** START OF Data for this task **
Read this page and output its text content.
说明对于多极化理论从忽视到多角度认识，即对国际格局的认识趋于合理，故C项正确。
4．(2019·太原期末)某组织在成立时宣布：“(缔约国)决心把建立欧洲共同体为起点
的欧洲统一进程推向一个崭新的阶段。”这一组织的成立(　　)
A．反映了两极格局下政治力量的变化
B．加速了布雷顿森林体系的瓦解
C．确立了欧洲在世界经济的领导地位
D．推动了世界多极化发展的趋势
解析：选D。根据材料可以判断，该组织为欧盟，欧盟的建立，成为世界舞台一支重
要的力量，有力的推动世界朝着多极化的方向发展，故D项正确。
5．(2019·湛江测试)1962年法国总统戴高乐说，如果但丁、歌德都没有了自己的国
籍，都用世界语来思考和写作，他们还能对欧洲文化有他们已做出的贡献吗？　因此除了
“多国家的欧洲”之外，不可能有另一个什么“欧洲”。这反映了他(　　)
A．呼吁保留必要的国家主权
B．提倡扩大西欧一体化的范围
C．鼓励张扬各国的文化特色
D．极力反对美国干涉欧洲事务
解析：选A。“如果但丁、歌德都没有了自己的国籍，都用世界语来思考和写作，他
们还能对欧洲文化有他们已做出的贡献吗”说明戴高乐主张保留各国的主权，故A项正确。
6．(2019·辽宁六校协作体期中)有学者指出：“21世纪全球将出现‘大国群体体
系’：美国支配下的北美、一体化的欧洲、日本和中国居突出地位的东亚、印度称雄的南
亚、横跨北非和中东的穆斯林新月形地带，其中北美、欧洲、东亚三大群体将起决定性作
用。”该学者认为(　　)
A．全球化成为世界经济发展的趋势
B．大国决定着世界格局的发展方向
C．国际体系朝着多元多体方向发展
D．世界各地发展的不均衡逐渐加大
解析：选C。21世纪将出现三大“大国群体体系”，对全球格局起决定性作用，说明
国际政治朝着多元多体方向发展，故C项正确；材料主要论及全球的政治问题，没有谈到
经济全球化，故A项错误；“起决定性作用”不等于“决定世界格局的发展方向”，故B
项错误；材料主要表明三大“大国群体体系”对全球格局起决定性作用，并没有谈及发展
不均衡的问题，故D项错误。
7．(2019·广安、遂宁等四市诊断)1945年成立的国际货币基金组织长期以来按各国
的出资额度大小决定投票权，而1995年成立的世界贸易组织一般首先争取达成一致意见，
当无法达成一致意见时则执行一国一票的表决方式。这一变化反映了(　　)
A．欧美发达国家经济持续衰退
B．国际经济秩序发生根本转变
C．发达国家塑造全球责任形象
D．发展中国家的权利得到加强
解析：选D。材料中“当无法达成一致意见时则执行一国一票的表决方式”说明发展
** END OF Data for this task **
**Exercise:**
Reproduce the entries above in full by retyping them exactly.

**Solution:**
Read this page and output its text content.
说明对于多极化理论从忽视到多角度认识，即对国际格局的认识趋于合理，故C项正确。
4．(2019·太原期末)某组织在成立时宣布：“(缔约国)决心把建立欧洲共同体为起点
的欧洲统一进程推向一个崭新的阶段。”这一组织的成立(　　)
A．反映了两极格局下政治力量的变化
B．加速了布雷顿森林体系的瓦解
C．确立了欧洲在世界经济的领导地位
D．推动了世界多极化发展的趋势
解析：选D。根据材料可以判断，该组织为欧盟，欧盟的建立，成为世界舞台一支重
要的力量，有力的推动世界朝着多极化的方向发展，故D项正确。
5．(2019·湛江测试)1962年法国总统戴高乐说，如果但丁、歌德都没有了自己的国
籍，都用世界语来思考和写作，他们还能对欧洲文化有他们已做出的贡献吗？　因此除了
“多国家的欧洲”之外，不可能有另一个什么“欧洲”。这反映了他(　　)
A．呼吁保留必要的国家主权
B．提倡扩大西欧一体化的范围
C．鼓励张扬各国的文化特色
D．极力反对美国干涉欧洲事务
解析：选A。“如果但丁、歌德都没有了自己的国籍，都用世界语来思考和写作，他
们还能对欧洲文化有他们已做出的贡献吗”说明戴高乐主张保留各国的主权，故A项正确。
6．(2019·辽宁六校协作体期中)有学者指出：“21世纪全球将出现‘大国群体体
系’：美国支配下的北美、一体化的欧洲、日本和中国居突出地位的东亚、印度称雄的南
亚、横跨北非和中东的穆斯林新月形地带，其中北美、欧洲、东亚三大群体将起决定性作
用。”该学者认为(　　)
A．全球化成为世界经济发展的趋势
B．大国决定着世界格局的发展方向
C．国际体系朝着多元多体方向发展
D．世界各地发展的不均衡逐渐加大
解析：选C。21世纪将出现三大“大国群体体系”，对全球格局起决定性作用，说明
国际政治朝着多元多体方向发展，故C项正确；材料主要论及全球的政治问题，没有谈到
经济全球化，故A项错误；“起决定性作用”不等于“决定世界格局的发展方向”，故B
项错误；材料主要表明三大“大国群体体系”对全球格局起决定性作用，并没有谈及发展
不均衡的问题，故D项错误。
7．(2019·广安、遂宁等四市诊断)1945年成立的国际货币基金组织长期以来按各国
的出资额度大小决定投票权，而1995年成立的世界贸易组织一般首先争取达成一致意见，
当无法达成一致意见时则执行一国一票的表决方式。这一变化反映了(　　)
A．欧美发达国家经济持续衰退
B．国际经济秩序发生根本转变
C．发达国家塑造全球责任形象
D．发展中国家的权利得到加强
解析：选D。材料中“当无法达成一致意见时则执行一国一票的表决方式”说明发展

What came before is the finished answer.